## Written task
Transcribe the material exactly. Images do not belong in the copy.

## Information shown
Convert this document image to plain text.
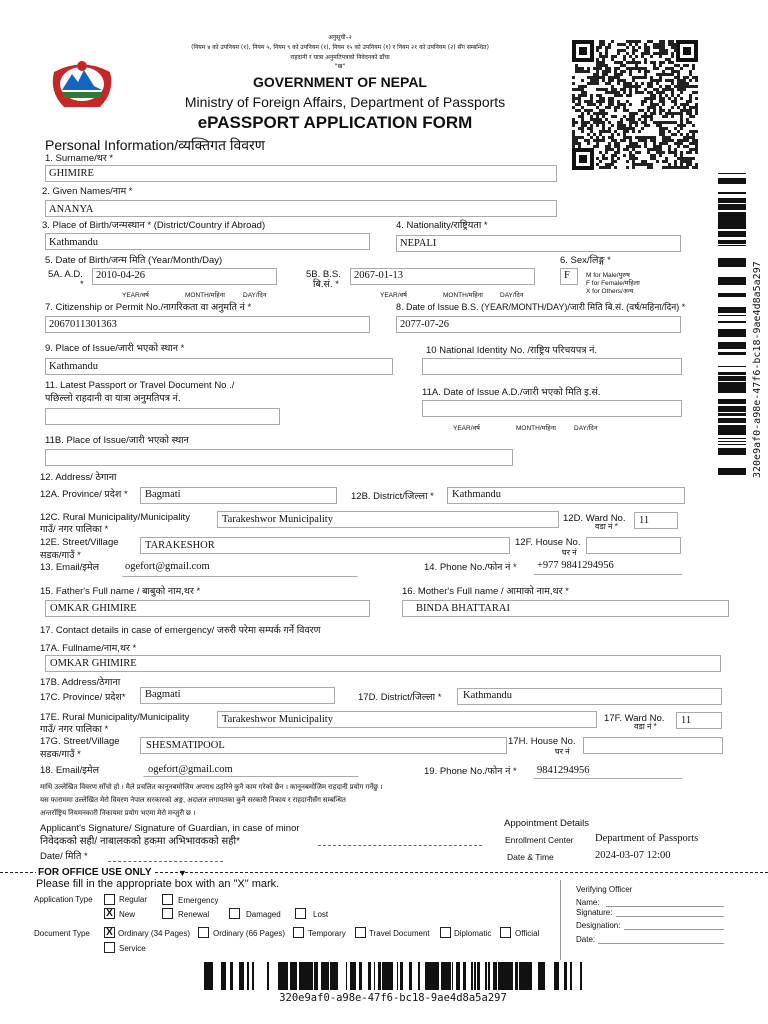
अनुसूची–२
(नियम ४ को उपनियम (१), नियम ५, नियम ९ को उपनियम (१), नियम १५ को उपनियम (१) र नियम २१ को उपनियम (२) सँग सम्बन्धित)
राहदानी र यात्रा अनुमतिपत्रको निवेदनको ढाँचा
"ख"
GOVERNMENT OF NEPAL
Ministry of Foreign Affairs, Department of Passports
ePASSPORT APPLICATION FORM
Personal Information/व्यक्तिगत विवरण
320e9af0-a98e-47f6-bc18-9ae4d8a5a297
1. Surname/थर *
GHIMIRE
2. Given Names/नाम *
ANANYA
3. Place of Birth/जन्मस्थान * (District/Country if Abroad)
Kathmandu
4. Nationality/राष्ट्रियता *
NEPALI
5. Date of Birth/जन्म मिति (Year/Month/Day)
5A. A.D.
*
2010-04-26
YEAR/वर्ष	MONTH/महिना	DAY/दिन
5B. B.S.
बि.सं. *
2067-01-13
YEAR/वर्ष	MONTH/महिना	DAY/दिन
6. Sex/लिङ्ग *
F M for Male/पुरुष
F for Female/महिला
X for Others/अन्य
7. Citizenship or Permit No./नागरिकता वा अनुमति नं *
2067011301363
8. Date of Issue B.S. (YEAR/MONTH/DAY)/जारी मिति बि.सं. (वर्ष/महिना/दिन) *
2077-07-26
9. Place of Issue/जारी भएको स्थान *
Kathmandu
10 National Identity No. /राष्ट्रिय परिचयपत्र नं.
11. Latest Passport or Travel Document No ./
पछिल्लो राहदानी वा यात्रा अनुमतिपत्र नं.
11A. Date of Issue A.D./जारी भएको मिति इ.सं.
YEAR/वर्ष	MONTH/महिना	DAY/दिन
11B. Place of Issue/जारी भएको स्थान
12. Address/ ठेगाना
12A. Province/ प्रदेश * Bagmati	12B. District/जिल्ला * Kathmandu
12C. Rural Municipality/Municipality
गाउँ/ नगर पालिका *
Tarakeshwor Municipality	12D. Ward No.
वडा नं *
11
12E. Street/Village
सडक/गाउँ *
TARAKESHOR	12F. House No.
घर नं
13. Email/इमेल ogefort@gmail.com	14. Phone No./फोन नं * +977 9841294956
15. Father's Full name / बाबुको नाम,थर *
OMKAR GHIMIRE
16. Mother's Full name / आमाको नाम,थर *
BINDA BHATTARAI
17. Contact details in case of emergency/ जरुरी परेमा सम्पर्क गर्ने विवरण
17A. Fullname/नाम,थर *
OMKAR GHIMIRE
17B. Address/ठेगाना
17C. Province/ प्रदेश* Bagmati	17D. District/जिल्ला * Kathmandu
17E. Rural Municipality/Municipality
गाउँ/ नगर पालिका *
Tarakeshwor Municipality	17F. Ward No.
वडा नं *
11
17G. Street/Village
सडक/गाउँ *
SHESMATIPOOL	17H. House No.
घर नं
18. Email/इमेल	ogefort@gmail.com	19. Phone No./फोन नं * 9841294956
माथि उल्लेखित विवरण साँचो हो । मैले प्रचलित कानूनबमोजिम अपराध ठहरिने कुनै काम गरेको छैन । कानूनबमोजिम राहदानी प्रयोग गर्नेछु ।
यस फाराममा उल्लेखित मेरो विवरण नेपाल सरकारको अङ्ग, अदालत लगायतका कुनै सरकारी निकाय र राहदानीसँग सम्बन्धित
अन्तर्राष्ट्रिय नियमनकारी निकायमा प्रयोग भएमा मेरो मन्जुरी छ ।
Applicant's Signature/ Signature of Guardian, in case of minor
निवेदकको सही/ नाबालकको हकमा अभिभावकको सही*
Date/ मिति *
Appointment Details
Enrollment Center Department of Passports
Date & Time	2024-03-07 12:00
FOR OFFICE USE ONLY	▼
Please fill in the appropriate box with an "X" mark.
Application Type	Regular	Emergency
X New	Renewal	Damaged	Lost
Document Type X Ordinary (34 Pages)	Ordinary (66 Pages)	Temporary	Travel Document	Diplomatic	Official
Service
Verifying Officer
Name:
Signature:
Designation:
Date:
320e9af0-a98e-47f6-bc18-9ae4d8a5a297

## Full answer
Convert this document image to plain text.
अनुसूची–२
(नियम ४ को उपनियम (१), नियम ५, नियम ९ को उपनियम (१), नियम १५ को उपनियम (१) र नियम २१ को उपनियम (२) सँग सम्बन्धित)
राहदानी र यात्रा अनुमतिपत्रको निवेदनको ढाँचा
"ख"
GOVERNMENT OF NEPAL
Ministry of Foreign Affairs, Department of Passports
ePASSPORT APPLICATION FORM
Personal Information/व्यक्तिगत विवरण
320e9af0-a98e-47f6-bc18-9ae4d8a5a297
1. Surname/थर *
GHIMIRE
2. Given Names/नाम *
ANANYA
3. Place of Birth/जन्मस्थान * (District/Country if Abroad)
Kathmandu
4. Nationality/राष्ट्रियता *
NEPALI
5. Date of Birth/जन्म मिति (Year/Month/Day)
5A. A.D.
*
2010-04-26
YEAR/वर्ष	MONTH/महिना	DAY/दिन
5B. B.S.
बि.सं. *
2067-01-13
YEAR/वर्ष	MONTH/महिना	DAY/दिन
6. Sex/लिङ्ग *
F M for Male/पुरुष
F for Female/महिला
X for Others/अन्य
7. Citizenship or Permit No./नागरिकता वा अनुमति नं *
2067011301363
8. Date of Issue B.S. (YEAR/MONTH/DAY)/जारी मिति बि.सं. (वर्ष/महिना/दिन) *
2077-07-26
9. Place of Issue/जारी भएको स्थान *
Kathmandu
10 National Identity No. /राष्ट्रिय परिचयपत्र नं.
11. Latest Passport or Travel Document No ./
पछिल्लो राहदानी वा यात्रा अनुमतिपत्र नं.
11A. Date of Issue A.D./जारी भएको मिति इ.सं.
YEAR/वर्ष	MONTH/महिना	DAY/दिन
11B. Place of Issue/जारी भएको स्थान
12. Address/ ठेगाना
12A. Province/ प्रदेश * Bagmati	12B. District/जिल्ला * Kathmandu
12C. Rural Municipality/Municipality
गाउँ/ नगर पालिका *
Tarakeshwor Municipality	12D. Ward No.
वडा नं *
11
12E. Street/Village
सडक/गाउँ *
TARAKESHOR	12F. House No.
घर नं
13. Email/इमेल ogefort@gmail.com	14. Phone No./फोन नं * +977 9841294956
15. Father's Full name / बाबुको नाम,थर *
OMKAR GHIMIRE
16. Mother's Full name / आमाको नाम,थर *
BINDA BHATTARAI
17. Contact details in case of emergency/ जरुरी परेमा सम्पर्क गर्ने विवरण
17A. Fullname/नाम,थर *
OMKAR GHIMIRE
17B. Address/ठेगाना
17C. Province/ प्रदेश* Bagmati	17D. District/जिल्ला * Kathmandu
17E. Rural Municipality/Municipality
गाउँ/ नगर पालिका *
Tarakeshwor Municipality	17F. Ward No.
वडा नं *
11
17G. Street/Village
सडक/गाउँ *
SHESMATIPOOL	17H. House No.
घर नं
18. Email/इमेल	ogefort@gmail.com	19. Phone No./फोन नं * 9841294956
माथि उल्लेखित विवरण साँचो हो । मैले प्रचलित कानूनबमोजिम अपराध ठहरिने कुनै काम गरेको छैन । कानूनबमोजिम राहदानी प्रयोग गर्नेछु ।
यस फाराममा उल्लेखित मेरो विवरण नेपाल सरकारको अङ्ग, अदालत लगायतका कुनै सरकारी निकाय र राहदानीसँग सम्बन्धित
अन्तर्राष्ट्रिय नियमनकारी निकायमा प्रयोग भएमा मेरो मन्जुरी छ ।
Applicant's Signature/ Signature of Guardian, in case of minor
निवेदकको सही/ नाबालकको हकमा अभिभावकको सही*
Date/ मिति *
Appointment Details
Enrollment Center Department of Passports
Date & Time	2024-03-07 12:00
FOR OFFICE USE ONLY	▼
Please fill in the appropriate box with an "X" mark.
Application Type	Regular	Emergency
X New	Renewal	Damaged	Lost
Document Type X Ordinary (34 Pages)	Ordinary (66 Pages)	Temporary	Travel Document	Diplomatic	Official
Service
Verifying Officer
Name:
Signature:
Designation:
Date:
320e9af0-a98e-47f6-bc18-9ae4d8a5a297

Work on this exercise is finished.